» Problem:
Extract the full set of records that follows, word for word.
** start Input for this task **
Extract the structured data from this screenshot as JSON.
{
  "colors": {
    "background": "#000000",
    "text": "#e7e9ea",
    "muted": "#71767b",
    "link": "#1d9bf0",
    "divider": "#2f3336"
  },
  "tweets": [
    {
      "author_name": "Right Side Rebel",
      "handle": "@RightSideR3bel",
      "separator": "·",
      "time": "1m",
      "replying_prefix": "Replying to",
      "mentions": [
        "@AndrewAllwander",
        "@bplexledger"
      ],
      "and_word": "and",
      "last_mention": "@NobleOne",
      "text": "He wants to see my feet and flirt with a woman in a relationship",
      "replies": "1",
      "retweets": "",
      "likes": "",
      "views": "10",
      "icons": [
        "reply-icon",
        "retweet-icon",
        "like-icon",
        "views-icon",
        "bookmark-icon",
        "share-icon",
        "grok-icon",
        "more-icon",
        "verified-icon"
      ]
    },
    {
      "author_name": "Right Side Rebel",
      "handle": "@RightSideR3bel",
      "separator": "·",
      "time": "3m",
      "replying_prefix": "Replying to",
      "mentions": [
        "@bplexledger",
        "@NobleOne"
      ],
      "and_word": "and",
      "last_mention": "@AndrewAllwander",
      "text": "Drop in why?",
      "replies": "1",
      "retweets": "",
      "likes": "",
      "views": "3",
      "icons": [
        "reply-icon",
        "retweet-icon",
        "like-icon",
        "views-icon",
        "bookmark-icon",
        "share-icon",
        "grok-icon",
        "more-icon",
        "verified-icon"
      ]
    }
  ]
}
** end Input for this task **
» Result of this task:
Extract the structured data from this screenshot as JSON.
{
  "colors": {
    "background": "#000000",
    "text": "#e7e9ea",
    "muted": "#71767b",
    "link": "#1d9bf0",
    "divider": "#2f3336"
  },
  "tweets": [
    {
      "author_name": "Right Side Rebel",
      "handle": "@RightSideR3bel",
      "separator": "·",
      "time": "1m",
      "replying_prefix": "Replying to",
      "mentions": [
        "@AndrewAllwander",
        "@bplexledger"
      ],
      "and_word": "and",
      "last_mention": "@NobleOne",
      "text": "He wants to see my feet and flirt with a woman in a relationship",
      "replies": "1",
      "retweets": "",
      "likes": "",
      "views": "10",
      "icons": [
        "reply-icon",
        "retweet-icon",
        "like-icon",
        "views-icon",
        "bookmark-icon",
        "share-icon",
        "grok-icon",
        "more-icon",
        "verified-icon"
      ]
    },
    {
      "author_name": "Right Side Rebel",
      "handle": "@RightSideR3bel",
      "separator": "·",
      "time": "3m",
      "replying_prefix": "Replying to",
      "mentions": [
        "@bplexledger",
        "@NobleOne"
      ],
      "and_word": "and",
      "last_mention": "@AndrewAllwander",
      "text": "Drop in why?",
      "replies": "1",
      "retweets": "",
      "likes": "",
      "views": "3",
      "icons": [
        "reply-icon",
        "retweet-icon",
        "like-icon",
        "views-icon",
        "bookmark-icon",
        "share-icon",
        "grok-icon",
        "more-icon",
        "verified-icon"
      ]
    }
  ]
}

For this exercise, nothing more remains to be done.